Problem description:
Output every entry exactly, from the first line to the last.

Items:
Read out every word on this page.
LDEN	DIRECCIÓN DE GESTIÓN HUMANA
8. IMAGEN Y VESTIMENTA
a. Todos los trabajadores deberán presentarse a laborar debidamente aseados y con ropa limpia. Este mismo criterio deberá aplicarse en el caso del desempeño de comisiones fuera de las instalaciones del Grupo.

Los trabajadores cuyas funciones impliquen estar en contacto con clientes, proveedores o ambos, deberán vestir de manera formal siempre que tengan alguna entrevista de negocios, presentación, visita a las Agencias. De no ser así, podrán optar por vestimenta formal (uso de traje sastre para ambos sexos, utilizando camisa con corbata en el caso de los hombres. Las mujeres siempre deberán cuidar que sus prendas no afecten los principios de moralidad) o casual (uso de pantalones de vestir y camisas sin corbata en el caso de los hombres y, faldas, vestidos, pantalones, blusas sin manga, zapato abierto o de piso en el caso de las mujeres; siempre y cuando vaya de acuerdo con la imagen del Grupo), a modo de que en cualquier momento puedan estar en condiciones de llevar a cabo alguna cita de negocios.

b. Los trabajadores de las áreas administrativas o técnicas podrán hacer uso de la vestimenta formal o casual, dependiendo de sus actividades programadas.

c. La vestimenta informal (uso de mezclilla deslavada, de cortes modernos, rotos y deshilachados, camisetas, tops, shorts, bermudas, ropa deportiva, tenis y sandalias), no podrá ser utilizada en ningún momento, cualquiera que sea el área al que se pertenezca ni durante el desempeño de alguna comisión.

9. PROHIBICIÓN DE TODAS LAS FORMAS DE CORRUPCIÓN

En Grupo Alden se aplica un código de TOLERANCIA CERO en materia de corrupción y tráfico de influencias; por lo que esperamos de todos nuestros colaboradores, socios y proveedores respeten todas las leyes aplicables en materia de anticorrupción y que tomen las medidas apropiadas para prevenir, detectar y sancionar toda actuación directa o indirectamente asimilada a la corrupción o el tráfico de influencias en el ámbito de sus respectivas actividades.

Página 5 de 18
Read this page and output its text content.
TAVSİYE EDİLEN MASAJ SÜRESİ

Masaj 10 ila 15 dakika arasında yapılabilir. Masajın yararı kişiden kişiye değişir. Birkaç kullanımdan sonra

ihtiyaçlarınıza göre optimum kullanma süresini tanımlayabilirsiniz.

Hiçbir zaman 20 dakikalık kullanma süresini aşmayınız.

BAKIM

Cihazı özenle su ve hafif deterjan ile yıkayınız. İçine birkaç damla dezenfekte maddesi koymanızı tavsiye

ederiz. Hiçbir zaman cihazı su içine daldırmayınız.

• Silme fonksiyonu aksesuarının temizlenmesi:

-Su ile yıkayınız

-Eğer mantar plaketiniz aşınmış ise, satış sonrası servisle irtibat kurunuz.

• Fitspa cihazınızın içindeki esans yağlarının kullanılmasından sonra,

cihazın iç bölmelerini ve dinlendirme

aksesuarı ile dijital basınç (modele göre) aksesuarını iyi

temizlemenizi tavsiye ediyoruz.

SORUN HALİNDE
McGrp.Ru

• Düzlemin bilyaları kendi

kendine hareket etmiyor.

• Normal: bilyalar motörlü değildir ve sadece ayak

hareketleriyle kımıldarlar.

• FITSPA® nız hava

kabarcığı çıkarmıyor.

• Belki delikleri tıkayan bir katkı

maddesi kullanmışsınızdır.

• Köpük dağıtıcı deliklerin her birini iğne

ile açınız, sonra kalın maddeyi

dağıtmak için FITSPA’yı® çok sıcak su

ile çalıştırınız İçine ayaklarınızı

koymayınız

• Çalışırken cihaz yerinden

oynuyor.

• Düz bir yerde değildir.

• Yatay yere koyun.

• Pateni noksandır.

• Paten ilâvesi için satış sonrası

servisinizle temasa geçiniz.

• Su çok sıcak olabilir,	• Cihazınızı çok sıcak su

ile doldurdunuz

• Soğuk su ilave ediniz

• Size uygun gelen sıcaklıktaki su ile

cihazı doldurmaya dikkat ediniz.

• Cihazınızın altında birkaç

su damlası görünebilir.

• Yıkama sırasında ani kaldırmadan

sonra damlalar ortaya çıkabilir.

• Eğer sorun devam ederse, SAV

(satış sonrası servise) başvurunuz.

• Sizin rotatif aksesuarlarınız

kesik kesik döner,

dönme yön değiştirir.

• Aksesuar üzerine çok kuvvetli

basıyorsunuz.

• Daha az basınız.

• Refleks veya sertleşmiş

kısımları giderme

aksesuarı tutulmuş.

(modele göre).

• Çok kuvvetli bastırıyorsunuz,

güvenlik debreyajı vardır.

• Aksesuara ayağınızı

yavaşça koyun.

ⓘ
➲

Worked solution:
Read out every word on this page.
LDEN	DIRECCIÓN DE GESTIÓN HUMANA
8. IMAGEN Y VESTIMENTA
a. Todos los trabajadores deberán presentarse a laborar debidamente aseados y con ropa limpia. Este mismo criterio deberá aplicarse en el caso del desempeño de comisiones fuera de las instalaciones del Grupo.

Los trabajadores cuyas funciones impliquen estar en contacto con clientes, proveedores o ambos, deberán vestir de manera formal siempre que tengan alguna entrevista de negocios, presentación, visita a las Agencias. De no ser así, podrán optar por vestimenta formal (uso de traje sastre para ambos sexos, utilizando camisa con corbata en el caso de los hombres. Las mujeres siempre deberán cuidar que sus prendas no afecten los principios de moralidad) o casual (uso de pantalones de vestir y camisas sin corbata en el caso de los hombres y, faldas, vestidos, pantalones, blusas sin manga, zapato abierto o de piso en el caso de las mujeres; siempre y cuando vaya de acuerdo con la imagen del Grupo), a modo de que en cualquier momento puedan estar en condiciones de llevar a cabo alguna cita de negocios.

b. Los trabajadores de las áreas administrativas o técnicas podrán hacer uso de la vestimenta formal o casual, dependiendo de sus actividades programadas.

c. La vestimenta informal (uso de mezclilla deslavada, de cortes modernos, rotos y deshilachados, camisetas, tops, shorts, bermudas, ropa deportiva, tenis y sandalias), no podrá ser utilizada en ningún momento, cualquiera que sea el área al que se pertenezca ni durante el desempeño de alguna comisión.

9. PROHIBICIÓN DE TODAS LAS FORMAS DE CORRUPCIÓN

En Grupo Alden se aplica un código de TOLERANCIA CERO en materia de corrupción y tráfico de influencias; por lo que esperamos de todos nuestros colaboradores, socios y proveedores respeten todas las leyes aplicables en materia de anticorrupción y que tomen las medidas apropiadas para prevenir, detectar y sancionar toda actuación directa o indirectamente asimilada a la corrupción o el tráfico de influencias en el ámbito de sus respectivas actividades.

Página 5 de 18
Read this page and output its text content.
TAVSİYE EDİLEN MASAJ SÜRESİ

Masaj 10 ila 15 dakika arasında yapılabilir. Masajın yararı kişiden kişiye değişir. Birkaç kullanımdan sonra

ihtiyaçlarınıza göre optimum kullanma süresini tanımlayabilirsiniz.

Hiçbir zaman 20 dakikalık kullanma süresini aşmayınız.

BAKIM

Cihazı özenle su ve hafif deterjan ile yıkayınız. İçine birkaç damla dezenfekte maddesi koymanızı tavsiye

ederiz. Hiçbir zaman cihazı su içine daldırmayınız.

• Silme fonksiyonu aksesuarının temizlenmesi:

-Su ile yıkayınız

-Eğer mantar plaketiniz aşınmış ise, satış sonrası servisle irtibat kurunuz.

• Fitspa cihazınızın içindeki esans yağlarının kullanılmasından sonra,

cihazın iç bölmelerini ve dinlendirme

aksesuarı ile dijital basınç (modele göre) aksesuarını iyi

temizlemenizi tavsiye ediyoruz.

SORUN HALİNDE
McGrp.Ru

• Düzlemin bilyaları kendi

kendine hareket etmiyor.

• Normal: bilyalar motörlü değildir ve sadece ayak

hareketleriyle kımıldarlar.

• FITSPA® nız hava

kabarcığı çıkarmıyor.

• Belki delikleri tıkayan bir katkı

maddesi kullanmışsınızdır.

• Köpük dağıtıcı deliklerin her birini iğne

ile açınız, sonra kalın maddeyi

dağıtmak için FITSPA’yı® çok sıcak su

ile çalıştırınız İçine ayaklarınızı

koymayınız

• Çalışırken cihaz yerinden

oynuyor.

• Düz bir yerde değildir.

• Yatay yere koyun.

• Pateni noksandır.

• Paten ilâvesi için satış sonrası

servisinizle temasa geçiniz.

• Su çok sıcak olabilir,	• Cihazınızı çok sıcak su

ile doldurdunuz

• Soğuk su ilave ediniz

• Size uygun gelen sıcaklıktaki su ile

cihazı doldurmaya dikkat ediniz.

• Cihazınızın altında birkaç

su damlası görünebilir.

• Yıkama sırasında ani kaldırmadan

sonra damlalar ortaya çıkabilir.

• Eğer sorun devam ederse, SAV

(satış sonrası servise) başvurunuz.

• Sizin rotatif aksesuarlarınız

kesik kesik döner,

dönme yön değiştirir.

• Aksesuar üzerine çok kuvvetli

basıyorsunuz.

• Daha az basınız.

• Refleks veya sertleşmiş

kısımları giderme

aksesuarı tutulmuş.

(modele göre).

• Çok kuvvetli bastırıyorsunuz,

güvenlik debreyajı vardır.

• Aksesuara ayağınızı

yavaşça koyun.

ⓘ
➲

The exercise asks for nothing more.